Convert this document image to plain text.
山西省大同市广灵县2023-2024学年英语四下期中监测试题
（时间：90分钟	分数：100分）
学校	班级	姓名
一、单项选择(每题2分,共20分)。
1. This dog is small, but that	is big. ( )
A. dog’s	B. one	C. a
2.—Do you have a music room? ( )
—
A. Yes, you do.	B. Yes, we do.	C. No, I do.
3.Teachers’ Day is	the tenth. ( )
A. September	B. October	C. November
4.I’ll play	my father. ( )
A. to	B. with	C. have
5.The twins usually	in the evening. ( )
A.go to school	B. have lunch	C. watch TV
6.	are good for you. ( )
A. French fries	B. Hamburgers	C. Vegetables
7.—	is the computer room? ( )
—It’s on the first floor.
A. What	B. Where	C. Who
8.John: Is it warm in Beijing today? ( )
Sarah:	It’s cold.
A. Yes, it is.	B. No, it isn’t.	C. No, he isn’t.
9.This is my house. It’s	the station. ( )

━━━━━━━━━━

◆ **Request**
Write down the full listing again, exactly.

◆ **Result for this exercise**
Convert this document image to plain text.
山西省大同市广灵县2023-2024学年英语四下期中监测试题
（时间：90分钟	分数：100分）
学校	班级	姓名
一、单项选择(每题2分,共20分)。
1. This dog is small, but that	is big. ( )
A. dog’s	B. one	C. a
2.—Do you have a music room? ( )
—
A. Yes, you do.	B. Yes, we do.	C. No, I do.
3.Teachers’ Day is	the tenth. ( )
A. September	B. October	C. November
4.I’ll play	my father. ( )
A. to	B. with	C. have
5.The twins usually	in the evening. ( )
A.go to school	B. have lunch	C. watch TV
6.	are good for you. ( )
A. French fries	B. Hamburgers	C. Vegetables
7.—	is the computer room? ( )
—It’s on the first floor.
A. What	B. Where	C. Who
8.John: Is it warm in Beijing today? ( )
Sarah:	It’s cold.
A. Yes, it is.	B. No, it isn’t.	C. No, he isn’t.
9.This is my house. It’s	the station. ( )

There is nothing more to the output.